→ **TO DO**:
Reply with one number only: the count of lines below that contain the word "title".

[Data entries]

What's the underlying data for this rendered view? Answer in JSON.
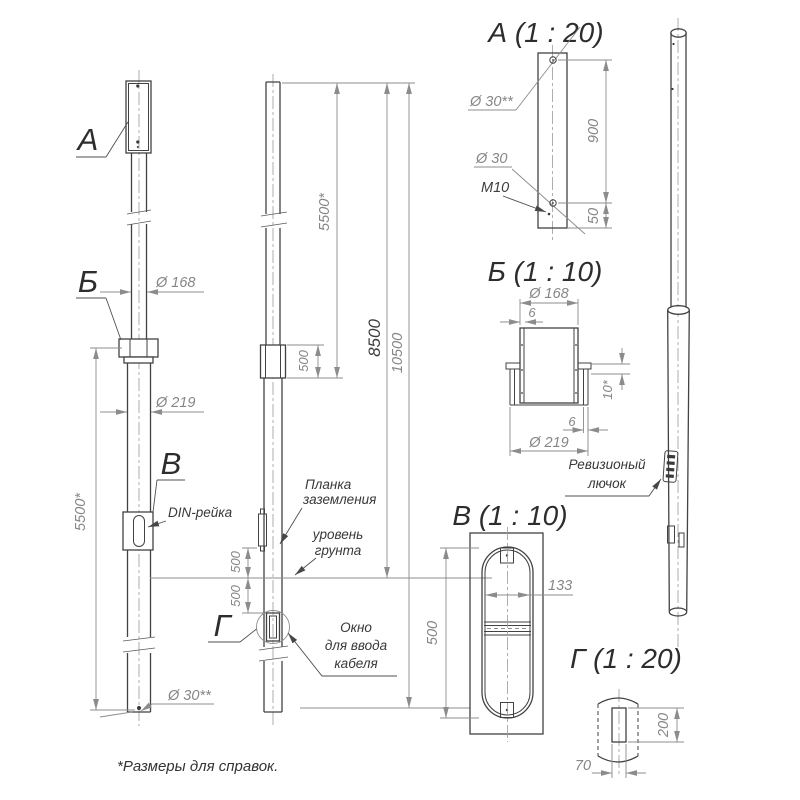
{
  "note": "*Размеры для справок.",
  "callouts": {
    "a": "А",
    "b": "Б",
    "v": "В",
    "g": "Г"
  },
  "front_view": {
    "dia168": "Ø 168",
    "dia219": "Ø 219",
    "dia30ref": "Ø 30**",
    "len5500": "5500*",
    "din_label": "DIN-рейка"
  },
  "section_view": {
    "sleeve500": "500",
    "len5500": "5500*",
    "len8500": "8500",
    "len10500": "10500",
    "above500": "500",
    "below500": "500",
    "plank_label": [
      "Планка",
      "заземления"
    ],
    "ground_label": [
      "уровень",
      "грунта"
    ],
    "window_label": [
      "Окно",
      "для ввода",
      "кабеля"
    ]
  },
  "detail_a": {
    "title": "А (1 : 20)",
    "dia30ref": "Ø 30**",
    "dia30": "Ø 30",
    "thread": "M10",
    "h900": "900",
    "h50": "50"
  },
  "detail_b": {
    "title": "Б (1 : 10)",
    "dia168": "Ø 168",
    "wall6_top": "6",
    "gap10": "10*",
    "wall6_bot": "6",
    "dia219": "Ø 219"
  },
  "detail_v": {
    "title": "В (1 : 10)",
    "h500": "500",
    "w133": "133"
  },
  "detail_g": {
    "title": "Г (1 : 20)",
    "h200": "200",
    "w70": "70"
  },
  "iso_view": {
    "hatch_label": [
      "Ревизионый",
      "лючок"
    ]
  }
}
==
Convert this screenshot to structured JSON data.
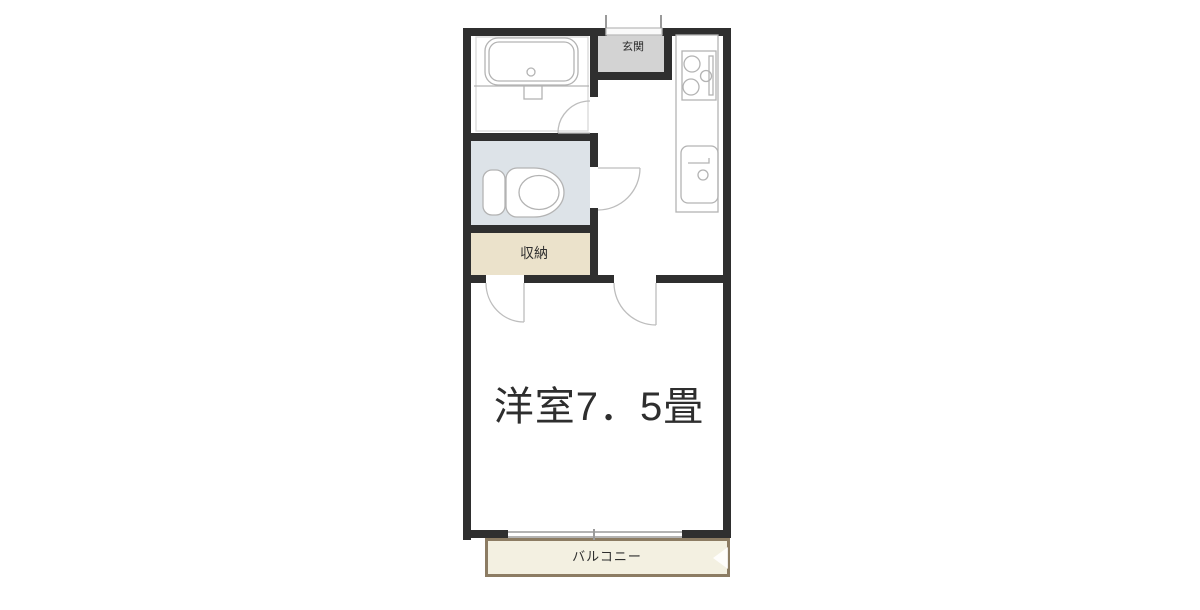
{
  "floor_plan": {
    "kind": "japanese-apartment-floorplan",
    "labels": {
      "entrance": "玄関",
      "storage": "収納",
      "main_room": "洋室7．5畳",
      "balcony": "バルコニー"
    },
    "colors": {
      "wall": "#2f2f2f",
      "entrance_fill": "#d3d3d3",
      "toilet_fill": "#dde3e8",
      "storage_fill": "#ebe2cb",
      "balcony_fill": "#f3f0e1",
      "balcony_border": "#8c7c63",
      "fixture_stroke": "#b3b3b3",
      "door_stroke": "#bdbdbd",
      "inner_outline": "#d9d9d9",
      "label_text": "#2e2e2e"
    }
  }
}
---
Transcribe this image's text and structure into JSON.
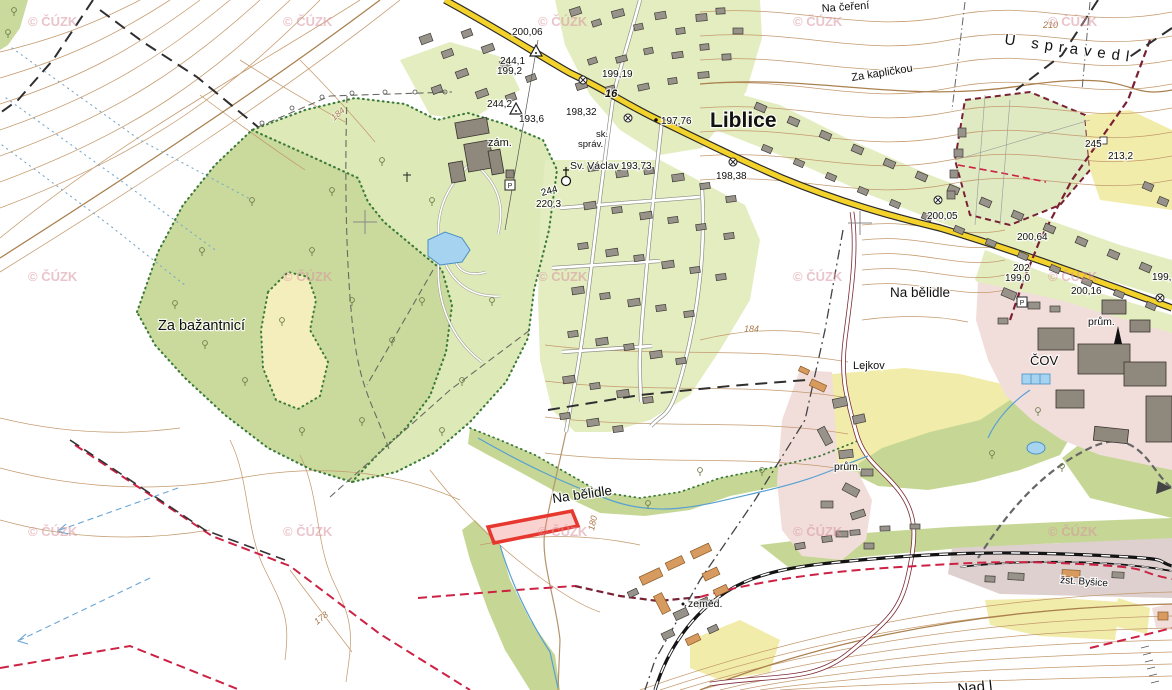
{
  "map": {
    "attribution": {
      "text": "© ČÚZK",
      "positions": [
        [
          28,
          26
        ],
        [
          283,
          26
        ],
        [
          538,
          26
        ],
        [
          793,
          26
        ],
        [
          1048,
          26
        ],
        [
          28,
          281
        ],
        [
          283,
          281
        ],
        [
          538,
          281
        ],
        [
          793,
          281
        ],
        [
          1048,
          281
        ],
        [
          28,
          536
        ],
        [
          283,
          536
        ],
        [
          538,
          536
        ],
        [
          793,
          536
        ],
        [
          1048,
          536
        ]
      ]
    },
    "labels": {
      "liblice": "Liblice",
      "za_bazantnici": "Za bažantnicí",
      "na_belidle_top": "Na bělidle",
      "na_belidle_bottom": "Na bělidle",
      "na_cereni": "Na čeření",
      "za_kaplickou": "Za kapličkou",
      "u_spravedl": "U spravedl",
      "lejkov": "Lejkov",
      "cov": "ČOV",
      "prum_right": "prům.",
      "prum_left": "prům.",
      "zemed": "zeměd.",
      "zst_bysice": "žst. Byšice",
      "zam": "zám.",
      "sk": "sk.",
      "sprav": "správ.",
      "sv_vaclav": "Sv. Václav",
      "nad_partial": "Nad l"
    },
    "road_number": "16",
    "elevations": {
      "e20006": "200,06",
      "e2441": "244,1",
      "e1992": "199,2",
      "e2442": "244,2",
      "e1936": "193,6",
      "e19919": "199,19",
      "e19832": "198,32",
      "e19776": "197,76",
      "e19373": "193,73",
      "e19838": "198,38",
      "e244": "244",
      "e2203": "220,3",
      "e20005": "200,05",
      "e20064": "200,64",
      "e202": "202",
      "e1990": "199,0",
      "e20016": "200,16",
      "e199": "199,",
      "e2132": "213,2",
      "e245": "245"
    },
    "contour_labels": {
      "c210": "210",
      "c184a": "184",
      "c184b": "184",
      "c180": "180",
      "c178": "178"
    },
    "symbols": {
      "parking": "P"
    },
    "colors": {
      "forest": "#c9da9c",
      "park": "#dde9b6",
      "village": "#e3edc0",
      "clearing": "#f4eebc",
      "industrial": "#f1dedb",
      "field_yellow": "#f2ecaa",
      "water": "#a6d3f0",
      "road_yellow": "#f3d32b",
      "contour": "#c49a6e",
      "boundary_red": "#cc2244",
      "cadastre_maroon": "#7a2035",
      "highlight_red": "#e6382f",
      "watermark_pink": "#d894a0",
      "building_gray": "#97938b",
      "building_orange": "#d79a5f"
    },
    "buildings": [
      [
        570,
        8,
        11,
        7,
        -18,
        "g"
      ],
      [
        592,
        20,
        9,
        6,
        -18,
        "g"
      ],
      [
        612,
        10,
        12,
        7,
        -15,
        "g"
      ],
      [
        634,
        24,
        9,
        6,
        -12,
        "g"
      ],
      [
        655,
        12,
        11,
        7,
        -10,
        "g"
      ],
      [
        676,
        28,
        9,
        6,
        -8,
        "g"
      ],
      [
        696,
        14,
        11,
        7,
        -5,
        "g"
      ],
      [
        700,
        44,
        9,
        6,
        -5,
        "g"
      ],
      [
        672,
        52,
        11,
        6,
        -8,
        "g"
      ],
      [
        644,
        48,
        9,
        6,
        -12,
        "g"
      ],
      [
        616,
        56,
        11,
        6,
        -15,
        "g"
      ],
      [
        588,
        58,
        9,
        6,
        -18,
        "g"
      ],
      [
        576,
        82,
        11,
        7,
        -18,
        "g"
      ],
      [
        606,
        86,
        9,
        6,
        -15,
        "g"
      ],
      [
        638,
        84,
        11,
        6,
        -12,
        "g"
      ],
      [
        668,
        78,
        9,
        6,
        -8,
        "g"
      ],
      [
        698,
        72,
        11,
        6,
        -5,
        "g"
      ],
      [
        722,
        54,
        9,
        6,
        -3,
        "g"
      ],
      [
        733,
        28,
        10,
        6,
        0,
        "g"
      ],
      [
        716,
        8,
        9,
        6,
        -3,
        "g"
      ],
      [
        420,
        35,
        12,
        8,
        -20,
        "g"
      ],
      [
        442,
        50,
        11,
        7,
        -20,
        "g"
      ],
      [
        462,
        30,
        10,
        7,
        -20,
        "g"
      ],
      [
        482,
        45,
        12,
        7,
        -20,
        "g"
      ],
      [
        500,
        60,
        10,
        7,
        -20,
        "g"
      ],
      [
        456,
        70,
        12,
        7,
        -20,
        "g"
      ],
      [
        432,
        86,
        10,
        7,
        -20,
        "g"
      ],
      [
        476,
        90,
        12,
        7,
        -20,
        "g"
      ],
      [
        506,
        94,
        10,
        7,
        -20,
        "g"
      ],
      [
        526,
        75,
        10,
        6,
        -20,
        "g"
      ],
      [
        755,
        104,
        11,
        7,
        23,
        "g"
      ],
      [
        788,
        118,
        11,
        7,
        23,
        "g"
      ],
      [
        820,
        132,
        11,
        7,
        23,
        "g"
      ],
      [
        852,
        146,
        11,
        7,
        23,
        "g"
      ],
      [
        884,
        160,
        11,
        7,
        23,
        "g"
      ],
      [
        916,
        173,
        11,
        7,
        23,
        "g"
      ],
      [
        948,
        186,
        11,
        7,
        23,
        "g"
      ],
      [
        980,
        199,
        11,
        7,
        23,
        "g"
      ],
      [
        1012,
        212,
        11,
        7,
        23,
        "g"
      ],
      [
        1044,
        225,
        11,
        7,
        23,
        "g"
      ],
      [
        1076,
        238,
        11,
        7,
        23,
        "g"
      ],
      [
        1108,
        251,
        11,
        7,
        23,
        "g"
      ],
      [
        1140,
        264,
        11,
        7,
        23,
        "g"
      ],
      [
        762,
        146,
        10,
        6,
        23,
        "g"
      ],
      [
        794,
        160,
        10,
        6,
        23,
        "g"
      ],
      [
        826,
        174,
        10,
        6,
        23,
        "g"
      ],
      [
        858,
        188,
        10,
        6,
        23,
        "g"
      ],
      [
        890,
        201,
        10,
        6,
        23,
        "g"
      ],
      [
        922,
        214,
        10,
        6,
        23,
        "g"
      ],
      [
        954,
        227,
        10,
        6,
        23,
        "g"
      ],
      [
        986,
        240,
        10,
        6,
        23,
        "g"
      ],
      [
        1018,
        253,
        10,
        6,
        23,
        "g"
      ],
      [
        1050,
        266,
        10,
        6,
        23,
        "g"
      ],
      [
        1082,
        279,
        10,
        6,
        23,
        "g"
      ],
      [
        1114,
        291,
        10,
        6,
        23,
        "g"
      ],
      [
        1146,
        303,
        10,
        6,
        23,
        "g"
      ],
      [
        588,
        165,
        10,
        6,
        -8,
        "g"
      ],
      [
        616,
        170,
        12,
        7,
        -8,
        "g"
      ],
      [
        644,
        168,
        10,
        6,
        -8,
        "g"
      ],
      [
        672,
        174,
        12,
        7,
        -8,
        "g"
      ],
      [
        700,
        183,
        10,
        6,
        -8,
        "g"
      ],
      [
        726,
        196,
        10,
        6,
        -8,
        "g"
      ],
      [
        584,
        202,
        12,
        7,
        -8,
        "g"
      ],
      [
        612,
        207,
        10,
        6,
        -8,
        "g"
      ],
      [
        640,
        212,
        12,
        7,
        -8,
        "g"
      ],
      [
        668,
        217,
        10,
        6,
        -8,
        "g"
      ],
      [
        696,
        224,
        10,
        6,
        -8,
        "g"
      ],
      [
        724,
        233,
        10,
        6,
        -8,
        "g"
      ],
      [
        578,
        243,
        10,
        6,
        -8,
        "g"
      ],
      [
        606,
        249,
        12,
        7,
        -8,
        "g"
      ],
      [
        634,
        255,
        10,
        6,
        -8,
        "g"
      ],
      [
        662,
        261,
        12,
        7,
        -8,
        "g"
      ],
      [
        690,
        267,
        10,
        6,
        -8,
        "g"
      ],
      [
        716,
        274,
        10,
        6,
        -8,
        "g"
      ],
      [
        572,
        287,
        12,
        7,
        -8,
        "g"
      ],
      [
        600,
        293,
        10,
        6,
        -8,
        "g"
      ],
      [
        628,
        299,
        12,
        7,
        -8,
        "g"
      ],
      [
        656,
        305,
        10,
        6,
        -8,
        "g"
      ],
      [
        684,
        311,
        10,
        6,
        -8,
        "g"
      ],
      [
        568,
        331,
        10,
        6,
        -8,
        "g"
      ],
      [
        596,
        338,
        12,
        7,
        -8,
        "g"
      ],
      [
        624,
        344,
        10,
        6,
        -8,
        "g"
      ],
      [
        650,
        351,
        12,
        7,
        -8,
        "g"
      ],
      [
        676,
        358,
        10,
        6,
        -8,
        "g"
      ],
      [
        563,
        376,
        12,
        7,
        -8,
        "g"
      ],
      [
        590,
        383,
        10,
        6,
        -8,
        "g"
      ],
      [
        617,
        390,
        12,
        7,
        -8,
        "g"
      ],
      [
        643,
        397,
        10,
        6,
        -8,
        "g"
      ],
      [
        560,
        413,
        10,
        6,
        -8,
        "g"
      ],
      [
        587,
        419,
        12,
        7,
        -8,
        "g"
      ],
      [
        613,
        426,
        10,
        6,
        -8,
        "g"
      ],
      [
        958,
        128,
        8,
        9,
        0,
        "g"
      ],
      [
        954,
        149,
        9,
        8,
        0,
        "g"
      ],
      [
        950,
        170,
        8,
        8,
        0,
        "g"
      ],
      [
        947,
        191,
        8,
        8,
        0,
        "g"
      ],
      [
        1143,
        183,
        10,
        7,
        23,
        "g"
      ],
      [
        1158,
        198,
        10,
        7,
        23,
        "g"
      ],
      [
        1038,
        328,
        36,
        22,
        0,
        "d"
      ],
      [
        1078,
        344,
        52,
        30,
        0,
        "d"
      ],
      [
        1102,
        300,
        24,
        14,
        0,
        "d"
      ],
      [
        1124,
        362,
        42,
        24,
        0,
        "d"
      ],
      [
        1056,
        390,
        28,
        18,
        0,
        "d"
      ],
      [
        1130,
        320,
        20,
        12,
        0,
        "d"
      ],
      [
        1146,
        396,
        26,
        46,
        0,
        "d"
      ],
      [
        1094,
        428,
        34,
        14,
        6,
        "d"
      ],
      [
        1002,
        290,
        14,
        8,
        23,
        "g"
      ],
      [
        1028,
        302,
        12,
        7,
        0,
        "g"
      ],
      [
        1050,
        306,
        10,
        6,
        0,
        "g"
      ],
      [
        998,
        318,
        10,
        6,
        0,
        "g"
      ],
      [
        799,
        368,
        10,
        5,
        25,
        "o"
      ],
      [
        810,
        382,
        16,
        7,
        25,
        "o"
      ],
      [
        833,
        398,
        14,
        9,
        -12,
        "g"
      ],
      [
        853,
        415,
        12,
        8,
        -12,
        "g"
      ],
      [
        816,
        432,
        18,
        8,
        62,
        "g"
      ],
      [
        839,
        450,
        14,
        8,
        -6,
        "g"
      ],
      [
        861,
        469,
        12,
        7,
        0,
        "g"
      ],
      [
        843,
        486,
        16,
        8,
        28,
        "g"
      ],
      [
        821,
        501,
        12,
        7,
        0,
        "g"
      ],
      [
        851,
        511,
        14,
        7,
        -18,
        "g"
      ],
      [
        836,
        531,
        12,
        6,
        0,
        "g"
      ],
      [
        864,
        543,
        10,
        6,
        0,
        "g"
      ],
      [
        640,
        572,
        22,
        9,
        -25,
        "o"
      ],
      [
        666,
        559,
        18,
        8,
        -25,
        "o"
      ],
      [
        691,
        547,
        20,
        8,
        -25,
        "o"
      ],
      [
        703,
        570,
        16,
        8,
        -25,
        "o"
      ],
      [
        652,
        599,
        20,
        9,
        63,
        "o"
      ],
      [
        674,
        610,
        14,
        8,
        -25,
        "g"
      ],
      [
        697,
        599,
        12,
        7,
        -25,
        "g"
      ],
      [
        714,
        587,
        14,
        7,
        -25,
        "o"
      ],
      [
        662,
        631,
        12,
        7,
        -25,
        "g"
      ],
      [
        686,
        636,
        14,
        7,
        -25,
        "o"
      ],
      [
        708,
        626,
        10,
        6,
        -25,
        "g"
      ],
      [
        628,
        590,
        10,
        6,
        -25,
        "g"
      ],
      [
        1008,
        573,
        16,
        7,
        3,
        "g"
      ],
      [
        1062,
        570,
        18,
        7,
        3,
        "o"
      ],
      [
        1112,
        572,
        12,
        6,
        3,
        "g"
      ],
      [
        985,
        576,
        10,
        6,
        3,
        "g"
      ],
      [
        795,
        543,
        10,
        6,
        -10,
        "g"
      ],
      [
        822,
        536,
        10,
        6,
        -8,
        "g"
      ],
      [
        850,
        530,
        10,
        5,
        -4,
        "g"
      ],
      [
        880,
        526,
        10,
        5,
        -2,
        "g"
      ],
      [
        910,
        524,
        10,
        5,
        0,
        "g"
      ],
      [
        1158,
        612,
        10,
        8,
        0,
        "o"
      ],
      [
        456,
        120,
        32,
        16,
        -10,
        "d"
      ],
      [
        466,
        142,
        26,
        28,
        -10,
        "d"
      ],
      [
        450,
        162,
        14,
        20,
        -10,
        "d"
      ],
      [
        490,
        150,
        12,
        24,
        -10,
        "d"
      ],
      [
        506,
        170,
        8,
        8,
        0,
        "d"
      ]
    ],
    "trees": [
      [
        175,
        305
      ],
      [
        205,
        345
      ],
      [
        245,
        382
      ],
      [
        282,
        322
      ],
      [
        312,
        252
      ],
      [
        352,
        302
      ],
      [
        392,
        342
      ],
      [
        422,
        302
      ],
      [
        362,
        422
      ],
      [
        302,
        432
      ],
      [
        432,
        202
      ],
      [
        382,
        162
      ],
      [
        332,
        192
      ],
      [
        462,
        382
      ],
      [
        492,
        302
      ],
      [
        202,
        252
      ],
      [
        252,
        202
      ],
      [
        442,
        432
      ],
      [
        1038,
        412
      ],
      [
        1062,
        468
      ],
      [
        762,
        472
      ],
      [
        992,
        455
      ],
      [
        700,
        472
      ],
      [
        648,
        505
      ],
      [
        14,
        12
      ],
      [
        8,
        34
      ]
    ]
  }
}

→ **COMPLETE OUTPUT**:
4